**AIM**
Repeat, exactly and completely, the material that follows. Omit the pictures.

══ RECORDS SHOWN

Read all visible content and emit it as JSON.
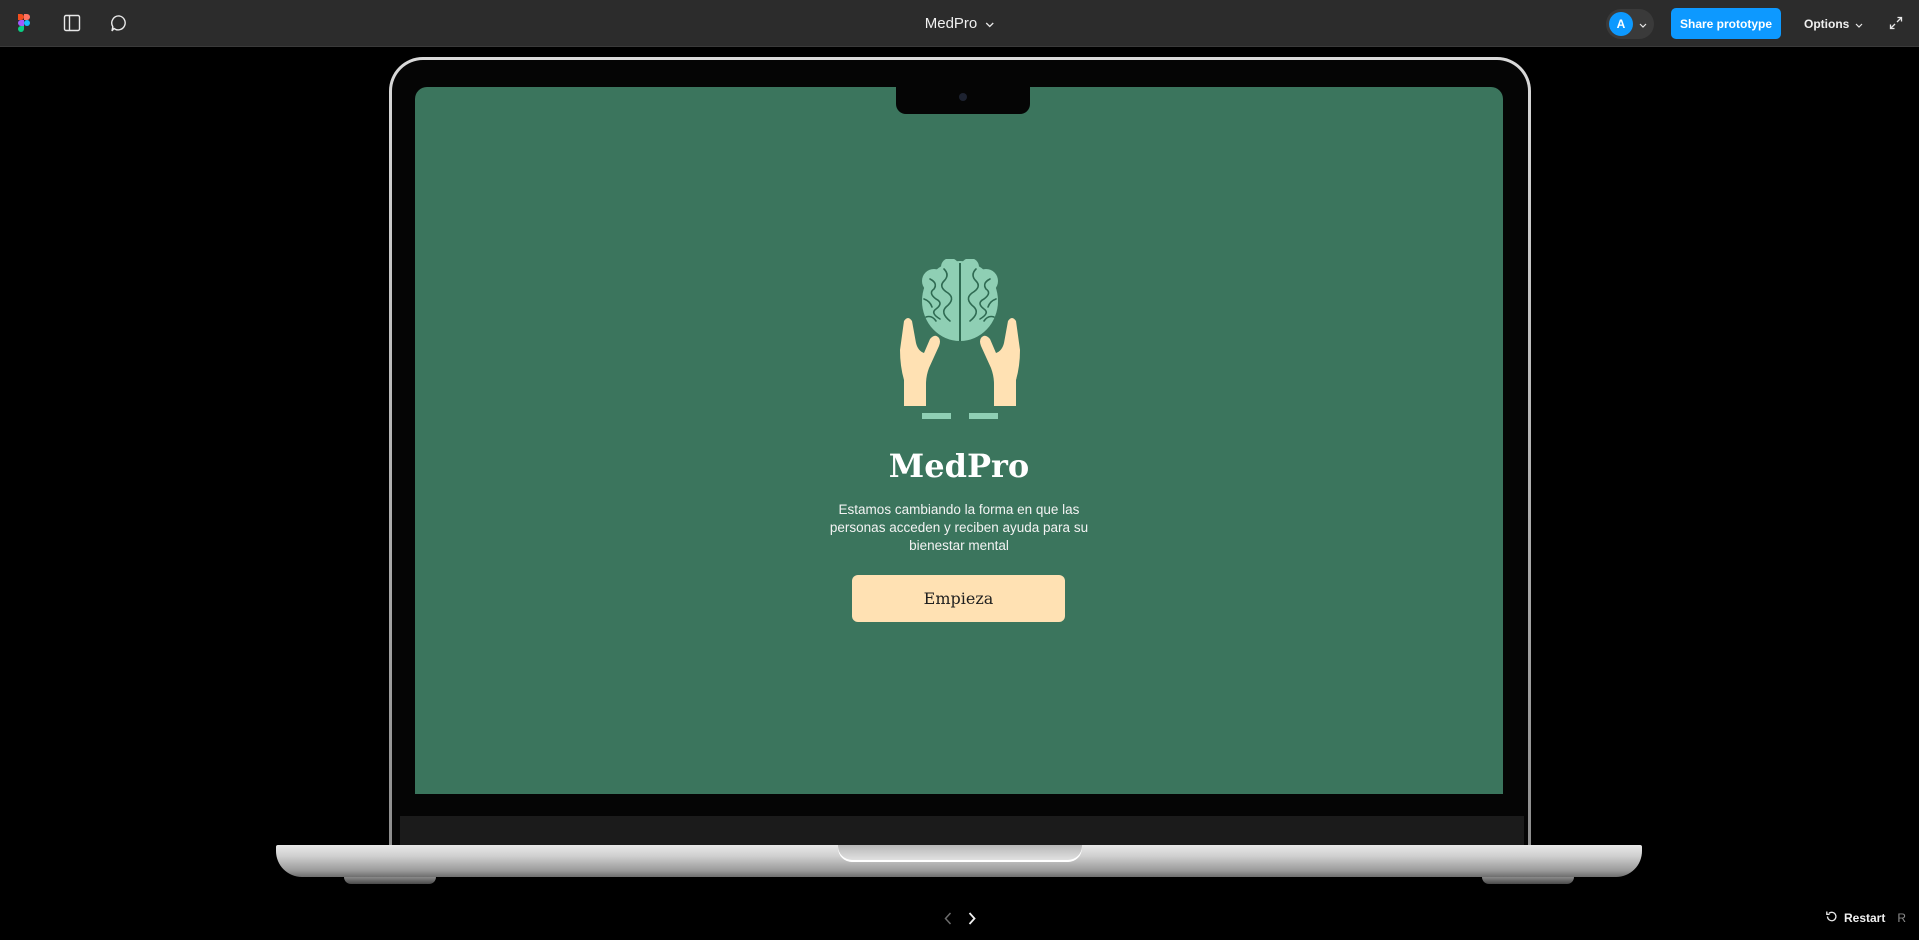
{
  "toolbar": {
    "doc_title": "MedPro",
    "avatar_initial": "A",
    "share_label": "Share prototype",
    "options_label": "Options",
    "icons": [
      "figma-logo-icon",
      "sidebar-toggle-icon",
      "comment-icon",
      "chevron-down-icon",
      "expand-icon"
    ]
  },
  "screen": {
    "app_title": "MedPro",
    "subtitle": "Estamos cambiando la forma en que las personas acceden y reciben ayuda para su bienestar mental",
    "cta_label": "Empieza",
    "background_color": "#3b755d",
    "cta_color": "#ffe1b3",
    "logo_icon": "brain-in-hands-icon"
  },
  "footer": {
    "restart_label": "Restart",
    "restart_shortcut": "R",
    "icons": [
      "prev-arrow-icon",
      "next-arrow-icon",
      "restart-icon"
    ]
  },
  "colors": {
    "accent": "#0d99ff",
    "toolbar_bg": "#2c2c2c"
  }
}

════

**EXERCISE ANSWER**
Read all visible content and emit it as JSON.
{
  "toolbar": {
    "doc_title": "MedPro",
    "avatar_initial": "A",
    "share_label": "Share prototype",
    "options_label": "Options",
    "icons": [
      "figma-logo-icon",
      "sidebar-toggle-icon",
      "comment-icon",
      "chevron-down-icon",
      "expand-icon"
    ]
  },
  "screen": {
    "app_title": "MedPro",
    "subtitle": "Estamos cambiando la forma en que las personas acceden y reciben ayuda para su bienestar mental",
    "cta_label": "Empieza",
    "background_color": "#3b755d",
    "cta_color": "#ffe1b3",
    "logo_icon": "brain-in-hands-icon"
  },
  "footer": {
    "restart_label": "Restart",
    "restart_shortcut": "R",
    "icons": [
      "prev-arrow-icon",
      "next-arrow-icon",
      "restart-icon"
    ]
  },
  "colors": {
    "accent": "#0d99ff",
    "toolbar_bg": "#2c2c2c"
  }
}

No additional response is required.